#### DIRECTION
Hunt for the word "name" across the entries below, copying each line that holds it.

--- Begin MATERIAL FOR THIS TASK ---

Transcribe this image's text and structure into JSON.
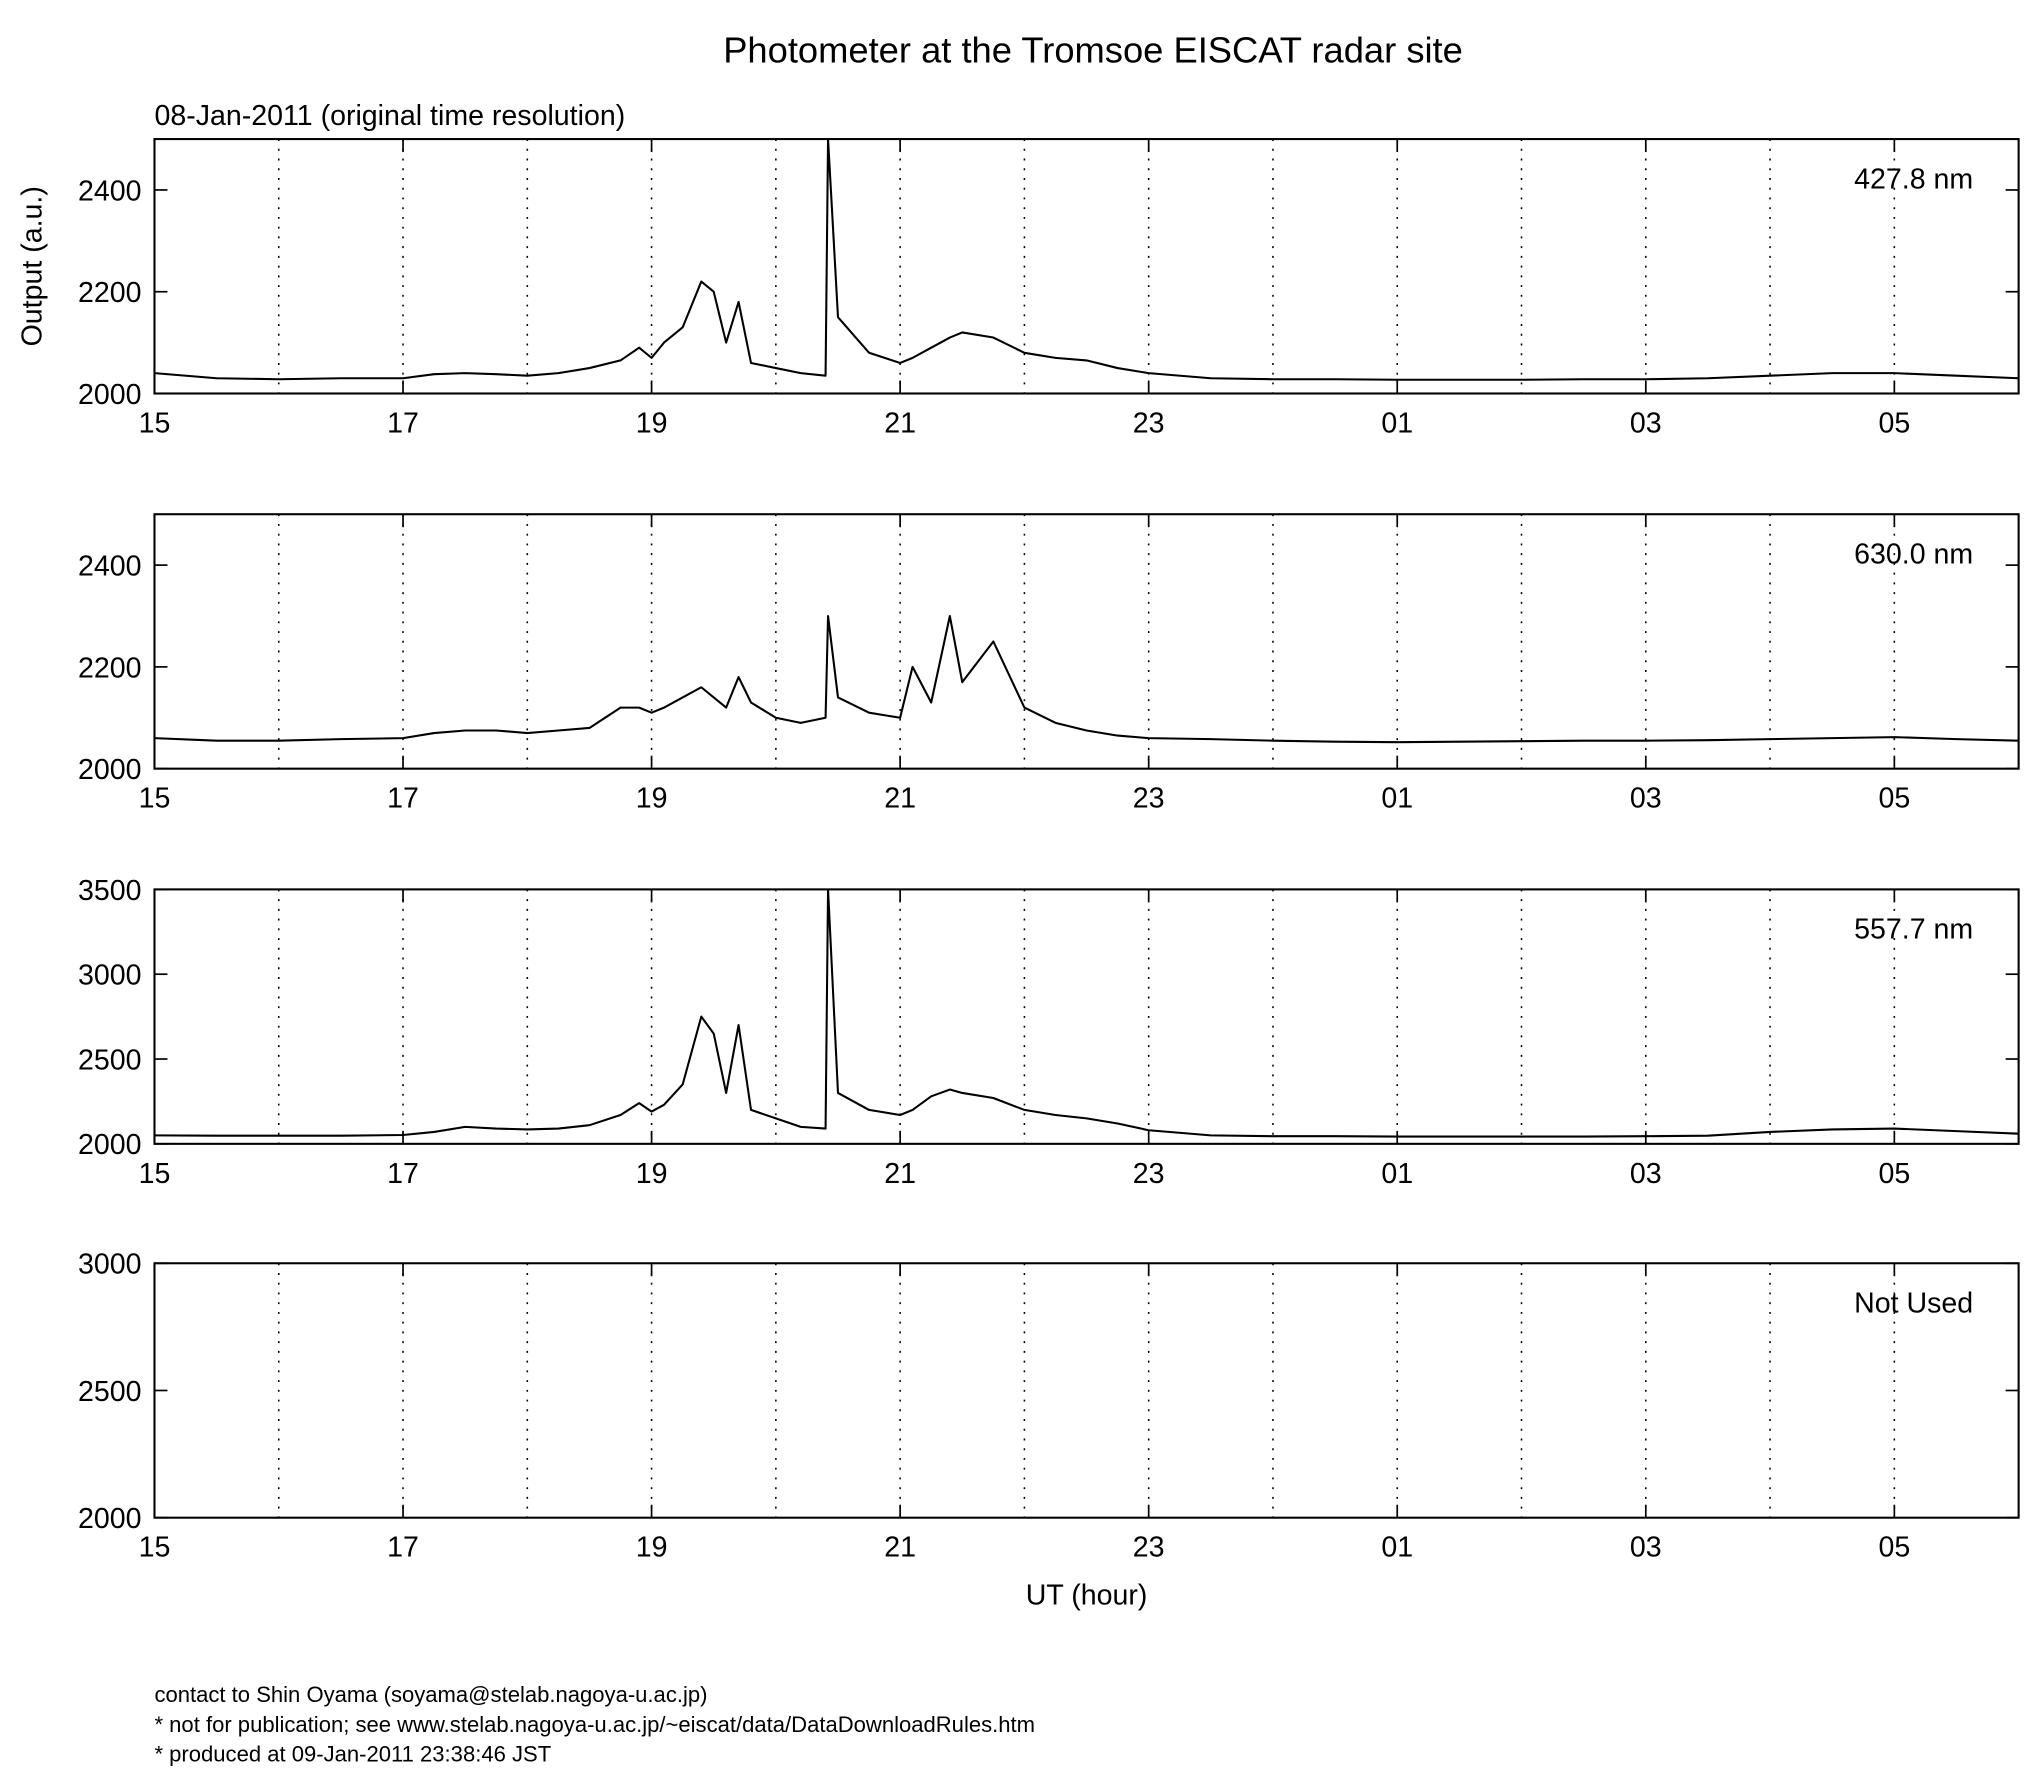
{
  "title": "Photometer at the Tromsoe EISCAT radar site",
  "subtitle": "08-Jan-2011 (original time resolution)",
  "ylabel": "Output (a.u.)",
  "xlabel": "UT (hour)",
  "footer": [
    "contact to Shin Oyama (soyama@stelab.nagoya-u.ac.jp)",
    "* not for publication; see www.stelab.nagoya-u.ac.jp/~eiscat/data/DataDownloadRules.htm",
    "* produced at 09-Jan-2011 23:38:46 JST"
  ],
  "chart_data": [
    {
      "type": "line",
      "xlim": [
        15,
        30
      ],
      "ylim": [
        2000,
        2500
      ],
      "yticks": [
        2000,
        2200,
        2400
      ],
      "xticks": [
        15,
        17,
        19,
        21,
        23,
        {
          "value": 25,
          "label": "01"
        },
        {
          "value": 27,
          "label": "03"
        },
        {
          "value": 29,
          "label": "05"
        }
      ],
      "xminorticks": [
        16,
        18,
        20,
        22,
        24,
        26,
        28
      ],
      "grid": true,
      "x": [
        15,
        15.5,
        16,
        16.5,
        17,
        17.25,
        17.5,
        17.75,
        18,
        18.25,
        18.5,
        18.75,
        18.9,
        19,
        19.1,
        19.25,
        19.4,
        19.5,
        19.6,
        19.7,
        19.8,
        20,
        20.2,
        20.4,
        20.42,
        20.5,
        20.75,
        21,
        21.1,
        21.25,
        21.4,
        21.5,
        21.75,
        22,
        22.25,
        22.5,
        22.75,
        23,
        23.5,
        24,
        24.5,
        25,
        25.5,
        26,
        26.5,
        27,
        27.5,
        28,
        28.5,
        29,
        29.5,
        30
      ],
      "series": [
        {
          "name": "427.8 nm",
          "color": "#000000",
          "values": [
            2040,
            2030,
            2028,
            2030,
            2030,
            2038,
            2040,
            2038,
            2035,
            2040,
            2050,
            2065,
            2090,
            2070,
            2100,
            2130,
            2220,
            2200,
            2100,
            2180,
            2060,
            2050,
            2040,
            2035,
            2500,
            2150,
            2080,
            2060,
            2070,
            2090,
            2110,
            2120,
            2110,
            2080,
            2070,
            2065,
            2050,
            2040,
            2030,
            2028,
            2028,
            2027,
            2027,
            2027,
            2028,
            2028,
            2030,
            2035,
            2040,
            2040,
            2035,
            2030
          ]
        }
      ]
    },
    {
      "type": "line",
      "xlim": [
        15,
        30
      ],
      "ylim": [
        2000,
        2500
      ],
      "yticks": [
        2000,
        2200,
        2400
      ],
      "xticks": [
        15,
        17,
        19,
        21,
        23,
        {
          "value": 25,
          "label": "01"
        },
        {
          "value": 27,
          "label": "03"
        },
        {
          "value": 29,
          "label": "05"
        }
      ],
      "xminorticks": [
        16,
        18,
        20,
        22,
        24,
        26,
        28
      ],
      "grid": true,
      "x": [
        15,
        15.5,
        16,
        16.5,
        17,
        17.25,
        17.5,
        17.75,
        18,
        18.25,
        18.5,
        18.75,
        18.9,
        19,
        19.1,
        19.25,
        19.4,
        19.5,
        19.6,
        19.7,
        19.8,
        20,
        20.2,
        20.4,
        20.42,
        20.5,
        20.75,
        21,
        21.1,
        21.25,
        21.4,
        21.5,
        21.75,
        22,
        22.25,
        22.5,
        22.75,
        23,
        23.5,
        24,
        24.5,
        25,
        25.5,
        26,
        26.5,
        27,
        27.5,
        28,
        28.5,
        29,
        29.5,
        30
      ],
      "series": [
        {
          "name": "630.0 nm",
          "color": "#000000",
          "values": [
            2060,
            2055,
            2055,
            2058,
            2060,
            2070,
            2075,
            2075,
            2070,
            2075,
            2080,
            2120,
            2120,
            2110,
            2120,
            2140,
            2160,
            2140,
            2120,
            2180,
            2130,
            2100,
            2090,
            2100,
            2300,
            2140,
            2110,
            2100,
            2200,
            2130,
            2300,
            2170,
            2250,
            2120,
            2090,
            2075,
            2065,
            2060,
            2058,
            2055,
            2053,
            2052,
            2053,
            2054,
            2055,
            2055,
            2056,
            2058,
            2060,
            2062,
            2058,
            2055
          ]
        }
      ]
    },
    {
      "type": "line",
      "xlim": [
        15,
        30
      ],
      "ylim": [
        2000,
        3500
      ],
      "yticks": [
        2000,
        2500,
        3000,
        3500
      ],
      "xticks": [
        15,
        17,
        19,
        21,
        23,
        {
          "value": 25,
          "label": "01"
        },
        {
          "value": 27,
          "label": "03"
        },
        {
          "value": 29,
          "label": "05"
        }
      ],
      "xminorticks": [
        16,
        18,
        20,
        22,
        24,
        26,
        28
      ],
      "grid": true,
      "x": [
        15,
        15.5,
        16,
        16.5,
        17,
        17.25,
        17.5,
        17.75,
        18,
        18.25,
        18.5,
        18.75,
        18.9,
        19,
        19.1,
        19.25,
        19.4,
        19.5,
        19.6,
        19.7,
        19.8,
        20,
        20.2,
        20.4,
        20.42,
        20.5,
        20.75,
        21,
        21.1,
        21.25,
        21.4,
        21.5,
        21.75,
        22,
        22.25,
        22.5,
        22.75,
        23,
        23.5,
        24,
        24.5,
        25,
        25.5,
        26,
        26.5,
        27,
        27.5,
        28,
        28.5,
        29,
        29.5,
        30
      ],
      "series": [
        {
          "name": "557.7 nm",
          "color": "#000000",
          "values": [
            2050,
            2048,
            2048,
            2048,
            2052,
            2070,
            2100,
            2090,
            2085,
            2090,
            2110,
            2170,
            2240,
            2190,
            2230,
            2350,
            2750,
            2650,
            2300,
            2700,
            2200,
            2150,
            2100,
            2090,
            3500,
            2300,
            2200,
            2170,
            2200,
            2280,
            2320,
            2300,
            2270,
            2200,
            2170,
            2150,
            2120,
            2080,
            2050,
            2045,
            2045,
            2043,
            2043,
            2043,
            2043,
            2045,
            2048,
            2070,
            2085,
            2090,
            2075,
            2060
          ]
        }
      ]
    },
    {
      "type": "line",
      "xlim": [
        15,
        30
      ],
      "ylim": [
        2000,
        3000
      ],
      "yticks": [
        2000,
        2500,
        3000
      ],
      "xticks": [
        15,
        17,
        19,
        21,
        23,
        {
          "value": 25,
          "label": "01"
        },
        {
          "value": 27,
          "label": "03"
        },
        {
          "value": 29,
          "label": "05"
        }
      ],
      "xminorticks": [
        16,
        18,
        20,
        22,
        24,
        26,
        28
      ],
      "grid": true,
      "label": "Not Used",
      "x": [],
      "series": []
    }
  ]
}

--- End MATERIAL FOR THIS TASK ---

#### WRITTEN RESPONSE
          "name": "427.8 nm",
          "name": "630.0 nm",
          "name": "557.7 nm",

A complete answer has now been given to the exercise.